## Data supplied

○ ○ ○ ○ ○ ○ ○

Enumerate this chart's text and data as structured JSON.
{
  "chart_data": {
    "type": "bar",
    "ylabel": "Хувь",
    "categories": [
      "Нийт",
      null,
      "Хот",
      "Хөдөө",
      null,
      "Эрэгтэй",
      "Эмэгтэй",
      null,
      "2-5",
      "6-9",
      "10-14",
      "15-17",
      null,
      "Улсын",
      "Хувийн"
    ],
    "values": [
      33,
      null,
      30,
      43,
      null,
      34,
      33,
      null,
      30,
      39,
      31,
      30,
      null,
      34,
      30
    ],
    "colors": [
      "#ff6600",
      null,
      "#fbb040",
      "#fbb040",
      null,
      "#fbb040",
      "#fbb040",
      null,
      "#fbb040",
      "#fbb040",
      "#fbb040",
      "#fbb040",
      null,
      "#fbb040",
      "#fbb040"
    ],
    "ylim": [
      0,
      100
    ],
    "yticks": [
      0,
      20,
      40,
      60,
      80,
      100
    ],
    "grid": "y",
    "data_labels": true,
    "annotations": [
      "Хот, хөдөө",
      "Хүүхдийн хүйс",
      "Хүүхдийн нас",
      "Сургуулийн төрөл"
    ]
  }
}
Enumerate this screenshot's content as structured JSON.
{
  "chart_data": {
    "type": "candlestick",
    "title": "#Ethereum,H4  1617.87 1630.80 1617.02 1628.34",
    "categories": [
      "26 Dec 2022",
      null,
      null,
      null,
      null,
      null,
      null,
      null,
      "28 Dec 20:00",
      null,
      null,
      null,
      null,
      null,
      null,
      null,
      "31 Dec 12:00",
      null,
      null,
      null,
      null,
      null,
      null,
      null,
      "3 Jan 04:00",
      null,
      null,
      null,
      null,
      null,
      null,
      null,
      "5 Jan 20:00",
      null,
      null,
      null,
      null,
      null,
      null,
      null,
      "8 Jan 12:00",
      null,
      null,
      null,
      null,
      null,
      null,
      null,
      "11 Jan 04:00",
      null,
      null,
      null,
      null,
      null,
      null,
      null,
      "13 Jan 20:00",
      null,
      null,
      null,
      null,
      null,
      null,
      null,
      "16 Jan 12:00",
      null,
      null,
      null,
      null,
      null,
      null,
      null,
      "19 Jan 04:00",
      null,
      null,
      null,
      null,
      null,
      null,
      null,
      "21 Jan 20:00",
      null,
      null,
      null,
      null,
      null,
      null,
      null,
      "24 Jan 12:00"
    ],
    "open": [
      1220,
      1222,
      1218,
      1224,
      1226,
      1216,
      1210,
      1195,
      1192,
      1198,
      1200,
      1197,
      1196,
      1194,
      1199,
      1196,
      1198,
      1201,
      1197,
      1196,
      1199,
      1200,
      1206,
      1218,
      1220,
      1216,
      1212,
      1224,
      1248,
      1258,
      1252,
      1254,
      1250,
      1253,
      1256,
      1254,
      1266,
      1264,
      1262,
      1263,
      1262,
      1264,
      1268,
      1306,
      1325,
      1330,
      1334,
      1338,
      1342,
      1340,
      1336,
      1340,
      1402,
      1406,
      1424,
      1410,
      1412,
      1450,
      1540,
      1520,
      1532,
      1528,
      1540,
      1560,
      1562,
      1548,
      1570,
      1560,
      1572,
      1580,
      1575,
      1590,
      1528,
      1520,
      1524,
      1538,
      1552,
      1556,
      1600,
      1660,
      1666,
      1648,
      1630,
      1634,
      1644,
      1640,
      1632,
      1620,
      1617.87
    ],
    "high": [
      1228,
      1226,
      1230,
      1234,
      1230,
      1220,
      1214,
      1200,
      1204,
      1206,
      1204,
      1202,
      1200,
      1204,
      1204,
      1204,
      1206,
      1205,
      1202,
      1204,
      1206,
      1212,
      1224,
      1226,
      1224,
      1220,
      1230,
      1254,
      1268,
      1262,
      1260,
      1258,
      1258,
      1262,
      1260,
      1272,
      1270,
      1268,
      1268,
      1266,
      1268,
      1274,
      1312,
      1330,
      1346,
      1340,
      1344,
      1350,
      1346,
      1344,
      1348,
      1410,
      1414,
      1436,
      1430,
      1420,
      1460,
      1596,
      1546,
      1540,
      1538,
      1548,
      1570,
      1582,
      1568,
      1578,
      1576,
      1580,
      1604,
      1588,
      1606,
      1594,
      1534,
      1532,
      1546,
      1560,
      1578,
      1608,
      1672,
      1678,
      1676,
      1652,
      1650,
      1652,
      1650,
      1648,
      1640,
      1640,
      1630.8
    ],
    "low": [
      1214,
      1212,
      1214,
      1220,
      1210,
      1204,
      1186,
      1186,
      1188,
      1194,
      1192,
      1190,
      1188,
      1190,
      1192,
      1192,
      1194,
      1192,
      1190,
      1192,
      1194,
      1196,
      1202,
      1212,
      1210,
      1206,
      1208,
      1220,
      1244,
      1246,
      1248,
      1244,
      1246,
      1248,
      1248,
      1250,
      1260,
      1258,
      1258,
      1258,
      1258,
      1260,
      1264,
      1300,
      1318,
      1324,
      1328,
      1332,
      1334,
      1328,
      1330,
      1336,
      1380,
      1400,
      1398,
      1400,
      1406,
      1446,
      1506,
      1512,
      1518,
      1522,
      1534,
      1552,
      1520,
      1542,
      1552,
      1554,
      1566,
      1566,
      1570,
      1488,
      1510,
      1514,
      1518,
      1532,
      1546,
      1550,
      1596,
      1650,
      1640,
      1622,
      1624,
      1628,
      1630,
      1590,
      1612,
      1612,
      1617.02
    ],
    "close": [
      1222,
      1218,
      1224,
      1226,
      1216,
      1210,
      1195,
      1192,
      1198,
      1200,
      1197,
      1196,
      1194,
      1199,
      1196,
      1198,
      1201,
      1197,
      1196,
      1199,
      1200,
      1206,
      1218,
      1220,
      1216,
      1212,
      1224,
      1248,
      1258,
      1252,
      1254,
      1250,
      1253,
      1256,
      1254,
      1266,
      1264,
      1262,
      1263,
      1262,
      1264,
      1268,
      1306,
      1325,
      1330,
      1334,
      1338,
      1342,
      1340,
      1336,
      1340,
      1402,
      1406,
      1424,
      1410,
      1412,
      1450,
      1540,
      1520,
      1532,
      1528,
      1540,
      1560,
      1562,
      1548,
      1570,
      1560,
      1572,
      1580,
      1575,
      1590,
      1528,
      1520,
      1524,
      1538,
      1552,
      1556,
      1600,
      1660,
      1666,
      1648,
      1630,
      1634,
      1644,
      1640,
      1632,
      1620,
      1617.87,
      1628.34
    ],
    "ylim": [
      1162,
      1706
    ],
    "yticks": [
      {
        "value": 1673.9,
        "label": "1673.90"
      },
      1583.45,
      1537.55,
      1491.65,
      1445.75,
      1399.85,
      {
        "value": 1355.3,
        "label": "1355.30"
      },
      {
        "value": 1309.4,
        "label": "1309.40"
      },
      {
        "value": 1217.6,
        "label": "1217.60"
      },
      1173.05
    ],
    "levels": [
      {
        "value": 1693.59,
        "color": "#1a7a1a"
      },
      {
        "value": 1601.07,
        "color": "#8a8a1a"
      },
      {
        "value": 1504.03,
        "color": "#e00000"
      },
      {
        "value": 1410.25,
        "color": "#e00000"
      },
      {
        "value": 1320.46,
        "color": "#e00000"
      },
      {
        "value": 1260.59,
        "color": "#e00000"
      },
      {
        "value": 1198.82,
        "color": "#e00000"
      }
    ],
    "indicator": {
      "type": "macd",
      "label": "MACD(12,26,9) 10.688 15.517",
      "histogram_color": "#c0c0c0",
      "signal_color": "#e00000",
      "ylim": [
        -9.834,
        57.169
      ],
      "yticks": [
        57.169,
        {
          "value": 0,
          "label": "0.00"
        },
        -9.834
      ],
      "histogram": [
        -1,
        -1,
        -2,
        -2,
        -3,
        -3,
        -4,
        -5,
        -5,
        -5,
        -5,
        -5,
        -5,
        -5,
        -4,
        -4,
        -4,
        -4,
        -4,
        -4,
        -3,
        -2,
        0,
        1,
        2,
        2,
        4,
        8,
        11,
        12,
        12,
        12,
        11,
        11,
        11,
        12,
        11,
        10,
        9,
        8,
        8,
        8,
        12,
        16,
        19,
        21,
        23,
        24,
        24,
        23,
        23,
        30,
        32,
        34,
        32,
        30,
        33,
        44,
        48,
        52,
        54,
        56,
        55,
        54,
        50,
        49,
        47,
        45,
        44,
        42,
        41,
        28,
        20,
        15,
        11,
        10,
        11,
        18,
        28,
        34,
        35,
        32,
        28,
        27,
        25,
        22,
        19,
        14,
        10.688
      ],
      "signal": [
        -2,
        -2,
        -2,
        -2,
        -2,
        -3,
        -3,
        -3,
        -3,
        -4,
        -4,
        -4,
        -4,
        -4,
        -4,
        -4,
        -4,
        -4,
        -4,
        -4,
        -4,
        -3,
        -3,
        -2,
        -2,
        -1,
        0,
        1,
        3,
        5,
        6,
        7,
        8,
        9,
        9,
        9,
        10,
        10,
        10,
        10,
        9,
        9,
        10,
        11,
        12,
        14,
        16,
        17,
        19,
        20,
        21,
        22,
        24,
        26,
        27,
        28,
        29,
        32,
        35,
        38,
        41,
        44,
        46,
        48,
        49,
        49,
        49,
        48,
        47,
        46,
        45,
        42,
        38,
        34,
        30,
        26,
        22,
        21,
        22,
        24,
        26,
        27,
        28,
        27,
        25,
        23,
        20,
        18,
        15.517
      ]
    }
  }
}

○ ○ ○ ○ ○ ○ ○

## Written task
Search the entries for the word "type", then gather every line that has it.

## Exercise solution
    "type": "bar",
    "type": "candlestick",
      "type": "macd",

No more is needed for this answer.